* _DOCUMENT SECTION_
↓
With no argument, build the next one. /feature on its own specs the first
unchecked item in build-plan.md. The build plan is a checklist; finished
features are checked off, so the first unchecked item is always what's next. (If a
big item has been split into sub-items, the next unchecked sub-item is the target.)
Step 1 - pick the target
- Given a number or name -> use it.
- No argument -> read
build-plan.md top to bottom and take the first unchecked
leaf (a plain item, or a sub-item under one that was split).
If the build plan isn't a checklist yet - a plain list with no - [ ] boxes -
treat every item as unchecked: take the first item as the target, and offer to
convert the list to a checklist so progress is trackable from here on. Proceed
with the first item whether or not the user wants the conversion.
State which feature you're building before going further.
Step 2 - size it, and split if too big
Read the target line from build-plan.md, then pull full context from
blueprint/context/project-overview.md (the data model, stack, and conventions). Decide
how big the feature is:
- Small enough to build and review as one unit -> one spec. Continue to
Step 3.
- Too big for one reviewable spec -> split it. Propose a short list of
sub-features in chat (title + one line each), let the user adjust it, then write
those sub-items back under the parent in
build-plan.md as an indented
checklist (4a, 4b, 4c ...). Spec only the first sub-feature now; the
rest get picked up on later /feature runs.
Two levels of breakdown - don't confuse them:
- Sub-features (here) - each is big enough to stand alone: its own branch,
spec, review-and-merge cycle, and archive entry.
- Build steps (in the spec, Step 3) - small diffs within one feature.
Worked example - "Authentication" is too big for one spec, so it splits into
sub-features in build-plan.md:
- [ ] 4. Authentication
- [ ] 4a. Registration - sign-up page + create Profile and handle
- [ ] 4b. Login - sign-in page + session
- [ ] 4c. Route protection - gate saving/drills/leaderboard, plus sign-out
Then within 4a, the build steps are small: first "registration page UI", then
"register server action + validation + redirect". The page and its logic are
steps, not separate features.
This sizing call is the skill's job, not the build plan's - that's exactly why the
build plan starts high-level.
↑
* _TASKS TO CARRY OUT_
A - Reproduce the part of the /feature instructions starting with "With no argument, build" and going on through "wants the conversion.".
B - Summarize the /feature instructions in two sentences.
C - According to the /feature instructions, what does each sub-feature get as its own? List all of them.

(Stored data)
↓
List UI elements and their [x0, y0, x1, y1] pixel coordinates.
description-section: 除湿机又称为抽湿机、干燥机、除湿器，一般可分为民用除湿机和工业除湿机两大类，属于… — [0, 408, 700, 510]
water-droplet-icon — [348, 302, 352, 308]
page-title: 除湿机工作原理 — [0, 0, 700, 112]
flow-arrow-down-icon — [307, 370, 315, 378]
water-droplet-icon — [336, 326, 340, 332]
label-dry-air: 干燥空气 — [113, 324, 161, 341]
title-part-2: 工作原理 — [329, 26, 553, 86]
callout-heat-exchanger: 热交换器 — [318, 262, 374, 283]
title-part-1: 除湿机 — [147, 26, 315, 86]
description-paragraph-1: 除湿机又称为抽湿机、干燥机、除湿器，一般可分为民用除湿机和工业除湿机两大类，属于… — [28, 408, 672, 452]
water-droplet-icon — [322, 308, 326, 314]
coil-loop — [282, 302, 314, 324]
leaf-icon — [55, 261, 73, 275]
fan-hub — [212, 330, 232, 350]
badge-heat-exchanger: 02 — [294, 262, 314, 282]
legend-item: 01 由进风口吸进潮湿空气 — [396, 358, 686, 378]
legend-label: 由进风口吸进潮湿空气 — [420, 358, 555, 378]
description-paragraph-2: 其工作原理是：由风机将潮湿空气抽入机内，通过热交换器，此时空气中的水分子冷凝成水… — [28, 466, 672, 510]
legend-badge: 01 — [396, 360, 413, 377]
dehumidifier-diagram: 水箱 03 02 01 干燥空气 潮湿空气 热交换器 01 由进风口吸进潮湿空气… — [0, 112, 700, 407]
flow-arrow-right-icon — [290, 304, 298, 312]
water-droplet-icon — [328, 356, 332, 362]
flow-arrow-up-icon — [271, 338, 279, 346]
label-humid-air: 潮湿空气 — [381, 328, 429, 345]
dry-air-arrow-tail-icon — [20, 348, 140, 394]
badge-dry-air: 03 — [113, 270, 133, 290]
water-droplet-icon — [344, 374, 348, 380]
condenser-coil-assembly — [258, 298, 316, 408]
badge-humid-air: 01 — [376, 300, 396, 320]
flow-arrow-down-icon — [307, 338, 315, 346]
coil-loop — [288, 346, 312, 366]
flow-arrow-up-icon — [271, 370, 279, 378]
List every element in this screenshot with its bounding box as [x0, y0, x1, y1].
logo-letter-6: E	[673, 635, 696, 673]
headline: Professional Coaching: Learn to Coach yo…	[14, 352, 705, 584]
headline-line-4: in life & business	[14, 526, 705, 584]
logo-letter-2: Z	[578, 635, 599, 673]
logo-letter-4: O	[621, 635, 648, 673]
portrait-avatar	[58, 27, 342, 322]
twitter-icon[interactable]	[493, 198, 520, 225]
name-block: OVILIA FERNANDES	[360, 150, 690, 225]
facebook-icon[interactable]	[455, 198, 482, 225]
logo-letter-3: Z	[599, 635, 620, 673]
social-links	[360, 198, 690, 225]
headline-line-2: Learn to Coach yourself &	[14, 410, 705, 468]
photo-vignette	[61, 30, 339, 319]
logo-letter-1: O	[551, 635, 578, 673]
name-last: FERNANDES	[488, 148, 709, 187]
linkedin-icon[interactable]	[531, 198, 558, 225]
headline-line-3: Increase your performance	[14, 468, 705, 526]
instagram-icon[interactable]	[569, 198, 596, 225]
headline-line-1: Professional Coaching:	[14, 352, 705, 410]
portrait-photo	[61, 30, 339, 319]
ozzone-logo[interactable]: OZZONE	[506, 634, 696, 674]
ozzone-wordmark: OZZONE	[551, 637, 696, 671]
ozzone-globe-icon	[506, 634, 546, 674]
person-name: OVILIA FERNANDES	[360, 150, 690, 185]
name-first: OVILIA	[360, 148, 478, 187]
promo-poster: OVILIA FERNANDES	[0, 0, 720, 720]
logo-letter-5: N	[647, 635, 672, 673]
↑
* _EXPECTED RESPONSES_
A -
With no argument, build the next one. /feature on its own specs the first
unchecked item in build-plan.md. The build plan is a checklist; finished
features are checked off, so the first unchecked item is always what's next. (If a
big item has been split into sub-items, the next unchecked sub-item is the target.)
Step 1 - pick the target
- Given a number or name -> use it.
- No argument -> read
build-plan.md top to bottom and take the first unchecked
leaf (a plain item, or a sub-item under one that was split).
If the build plan isn't a checklist yet - a plain list with no - [ ] boxes -
treat every item as unchecked: take the first item as the target, and offer to
convert the list to a checklist so progress is trackable from here on. Proceed
with the first item whether or not the user wants the conversion.

B - With no argument, /feature specs the first unchecked item in build-plan.md, and a feature too big for one reviewable spec is split into sub-features that are written back under the parent as an indented checklist, with only the first one specced now. Each sub-feature stands alone with its own branch, spec, review-and-merge cycle, and archive entry, while build steps are small diffs within one feature.

C -
- branch
- spec
- review-and-merge cycle
- archive entry